--- Aim of the exercise ---
Reproduce the data below verbatim, line for line, and omit the pictures.

>> start Input data

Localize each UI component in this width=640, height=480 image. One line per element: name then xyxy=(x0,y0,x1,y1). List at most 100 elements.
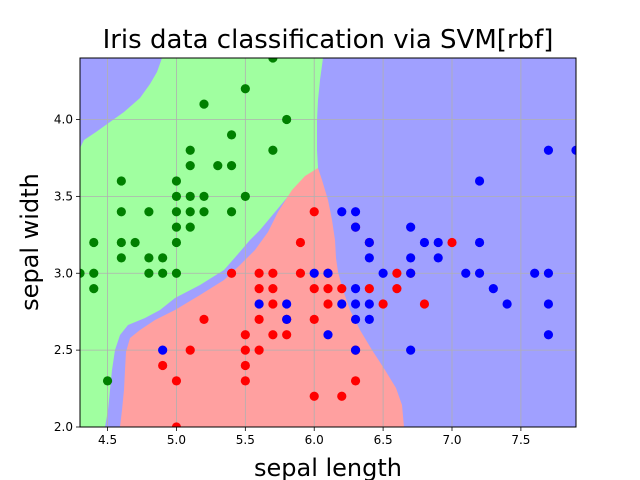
x-axis-ticks: 4.5 5.0 5.5 6.0 6.5 7.0 7.5 xyxy=(98,427,530,447)
data-point xyxy=(254,284,264,294)
data-point xyxy=(185,161,195,171)
data-point xyxy=(116,253,126,263)
data-point xyxy=(240,345,250,355)
data-point xyxy=(240,376,250,386)
data-point xyxy=(419,299,430,309)
region-green xyxy=(80,58,323,427)
x-tick-label: 6.5 xyxy=(374,433,393,447)
data-point xyxy=(323,268,333,278)
data-point xyxy=(144,207,154,217)
data-point xyxy=(240,84,250,94)
y-tick-label: 3.0 xyxy=(54,266,73,280)
data-point xyxy=(337,284,347,294)
data-point xyxy=(254,299,264,309)
data-point xyxy=(350,376,361,386)
data-point xyxy=(406,345,416,355)
data-point xyxy=(199,207,209,217)
data-point xyxy=(158,268,168,278)
data-point xyxy=(254,345,264,355)
data-point xyxy=(185,207,195,217)
data-point xyxy=(240,191,250,201)
data-point xyxy=(350,345,361,355)
data-point xyxy=(447,237,457,248)
data-point xyxy=(323,299,333,309)
data-point xyxy=(240,360,250,371)
data-point xyxy=(543,268,554,278)
data-point xyxy=(213,161,223,171)
data-point xyxy=(116,237,126,248)
data-point xyxy=(364,314,374,324)
data-point xyxy=(309,268,319,278)
chart-title: Iris data classification via SVM[rbf] xyxy=(103,25,554,55)
data-point xyxy=(158,253,168,263)
data-point xyxy=(116,176,126,186)
data-point xyxy=(337,391,347,401)
data-points xyxy=(80,58,576,427)
data-point xyxy=(571,145,576,155)
data-point xyxy=(80,268,85,278)
y-axis-ticks: 2.0 2.5 3.0 3.5 4.0 xyxy=(54,113,80,434)
data-point xyxy=(268,284,278,294)
data-point xyxy=(406,253,416,263)
data-point xyxy=(309,314,319,324)
data-point xyxy=(433,253,443,263)
x-tick-label: 6.0 xyxy=(305,433,324,447)
data-point xyxy=(89,284,99,294)
data-point xyxy=(185,345,195,355)
data-point xyxy=(199,99,209,109)
data-point xyxy=(171,422,182,427)
data-point xyxy=(392,284,402,294)
x-axis-label: sepal length xyxy=(254,454,402,480)
data-point xyxy=(309,207,319,217)
data-point xyxy=(268,299,278,309)
data-point xyxy=(158,360,168,371)
x-tick-label: 7.0 xyxy=(442,433,461,447)
data-point xyxy=(474,176,485,186)
y-tick-label: 2.0 xyxy=(54,420,73,434)
data-point xyxy=(309,284,319,294)
data-point xyxy=(144,253,154,263)
data-point xyxy=(130,237,140,248)
data-point xyxy=(226,207,237,217)
data-point xyxy=(350,314,361,324)
data-point xyxy=(282,114,292,125)
data-point xyxy=(543,145,554,155)
data-point xyxy=(350,207,361,217)
data-point xyxy=(543,330,554,340)
data-point xyxy=(89,268,99,278)
y-tick-label: 3.5 xyxy=(54,189,73,203)
data-point xyxy=(185,191,195,201)
data-point xyxy=(171,222,182,232)
data-point xyxy=(268,268,278,278)
data-point xyxy=(254,314,264,324)
data-point xyxy=(378,299,388,309)
data-point xyxy=(474,268,485,278)
data-point xyxy=(254,268,264,278)
data-point xyxy=(199,191,209,201)
data-point xyxy=(392,268,402,278)
data-point xyxy=(295,268,306,278)
data-point xyxy=(89,237,99,248)
data-point xyxy=(337,299,347,309)
data-point xyxy=(323,330,333,340)
data-point xyxy=(282,314,292,324)
data-point xyxy=(350,222,361,232)
data-point xyxy=(144,268,154,278)
region-red xyxy=(120,168,404,427)
data-point xyxy=(116,207,126,217)
data-point xyxy=(295,237,306,248)
data-point xyxy=(364,253,374,263)
data-point xyxy=(378,268,388,278)
data-point xyxy=(337,207,347,217)
data-point xyxy=(488,284,498,294)
x-tick-label: 5.0 xyxy=(167,433,186,447)
data-point xyxy=(185,222,195,232)
data-point xyxy=(171,191,182,201)
data-point xyxy=(102,376,113,386)
data-point xyxy=(171,176,182,186)
data-point xyxy=(226,268,237,278)
data-point xyxy=(268,330,278,340)
data-point xyxy=(171,376,182,386)
data-point xyxy=(474,237,485,248)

>> end Input data

--- Worked solution ---
Localize each UI component in this width=640, height=480 image. One line per element: name then xyxy=(x0,y0,x1,y1). List at most 100 elements.
x-axis-ticks: 4.5 5.0 5.5 6.0 6.5 7.0 7.5 xyxy=(98,427,530,447)
data-point xyxy=(254,284,264,294)
data-point xyxy=(185,161,195,171)
data-point xyxy=(116,253,126,263)
data-point xyxy=(240,345,250,355)
data-point xyxy=(240,376,250,386)
data-point xyxy=(419,299,430,309)
region-green xyxy=(80,58,323,427)
x-tick-label: 6.5 xyxy=(374,433,393,447)
data-point xyxy=(323,268,333,278)
data-point xyxy=(144,207,154,217)
data-point xyxy=(240,84,250,94)
y-tick-label: 3.0 xyxy=(54,266,73,280)
data-point xyxy=(337,284,347,294)
data-point xyxy=(254,299,264,309)
data-point xyxy=(350,376,361,386)
data-point xyxy=(406,345,416,355)
data-point xyxy=(199,207,209,217)
data-point xyxy=(158,268,168,278)
data-point xyxy=(254,345,264,355)
data-point xyxy=(185,207,195,217)
data-point xyxy=(240,191,250,201)
data-point xyxy=(350,345,361,355)
data-point xyxy=(447,237,457,248)
data-point xyxy=(323,299,333,309)
data-point xyxy=(240,360,250,371)
data-point xyxy=(543,268,554,278)
data-point xyxy=(213,161,223,171)
data-point xyxy=(116,237,126,248)
data-point xyxy=(364,314,374,324)
data-point xyxy=(309,268,319,278)
chart-title: Iris data classification via SVM[rbf] xyxy=(103,25,554,55)
data-point xyxy=(158,253,168,263)
data-point xyxy=(116,176,126,186)
data-point xyxy=(337,391,347,401)
data-points xyxy=(80,58,576,427)
data-point xyxy=(571,145,576,155)
data-point xyxy=(80,268,85,278)
y-axis-ticks: 2.0 2.5 3.0 3.5 4.0 xyxy=(54,113,80,434)
data-point xyxy=(268,284,278,294)
data-point xyxy=(406,253,416,263)
data-point xyxy=(309,314,319,324)
data-point xyxy=(433,253,443,263)
x-tick-label: 6.0 xyxy=(305,433,324,447)
data-point xyxy=(89,284,99,294)
data-point xyxy=(185,345,195,355)
data-point xyxy=(199,99,209,109)
data-point xyxy=(171,422,182,427)
data-point xyxy=(392,284,402,294)
x-axis-label: sepal length xyxy=(254,454,402,480)
data-point xyxy=(309,207,319,217)
data-point xyxy=(268,299,278,309)
data-point xyxy=(158,360,168,371)
x-tick-label: 7.0 xyxy=(442,433,461,447)
data-point xyxy=(474,176,485,186)
y-tick-label: 2.0 xyxy=(54,420,73,434)
data-point xyxy=(309,284,319,294)
data-point xyxy=(144,253,154,263)
data-point xyxy=(130,237,140,248)
data-point xyxy=(226,207,237,217)
data-point xyxy=(350,314,361,324)
data-point xyxy=(282,114,292,125)
data-point xyxy=(543,145,554,155)
data-point xyxy=(350,207,361,217)
data-point xyxy=(543,330,554,340)
data-point xyxy=(89,268,99,278)
y-tick-label: 3.5 xyxy=(54,189,73,203)
data-point xyxy=(185,191,195,201)
data-point xyxy=(171,222,182,232)
data-point xyxy=(268,268,278,278)
data-point xyxy=(254,314,264,324)
data-point xyxy=(378,299,388,309)
data-point xyxy=(474,268,485,278)
data-point xyxy=(254,268,264,278)
data-point xyxy=(199,191,209,201)
data-point xyxy=(392,268,402,278)
data-point xyxy=(295,268,306,278)
data-point xyxy=(89,237,99,248)
data-point xyxy=(337,299,347,309)
data-point xyxy=(323,330,333,340)
data-point xyxy=(282,314,292,324)
data-point xyxy=(350,222,361,232)
data-point xyxy=(144,268,154,278)
region-red xyxy=(120,168,404,427)
data-point xyxy=(116,207,126,217)
data-point xyxy=(295,237,306,248)
data-point xyxy=(364,253,374,263)
data-point xyxy=(378,268,388,278)
data-point xyxy=(337,207,347,217)
data-point xyxy=(488,284,498,294)
x-tick-label: 5.0 xyxy=(167,433,186,447)
data-point xyxy=(185,222,195,232)
data-point xyxy=(171,191,182,201)
data-point xyxy=(102,376,113,386)
data-point xyxy=(171,176,182,186)
data-point xyxy=(226,268,237,278)
data-point xyxy=(268,330,278,340)
data-point xyxy=(171,376,182,386)
data-point xyxy=(474,237,485,248)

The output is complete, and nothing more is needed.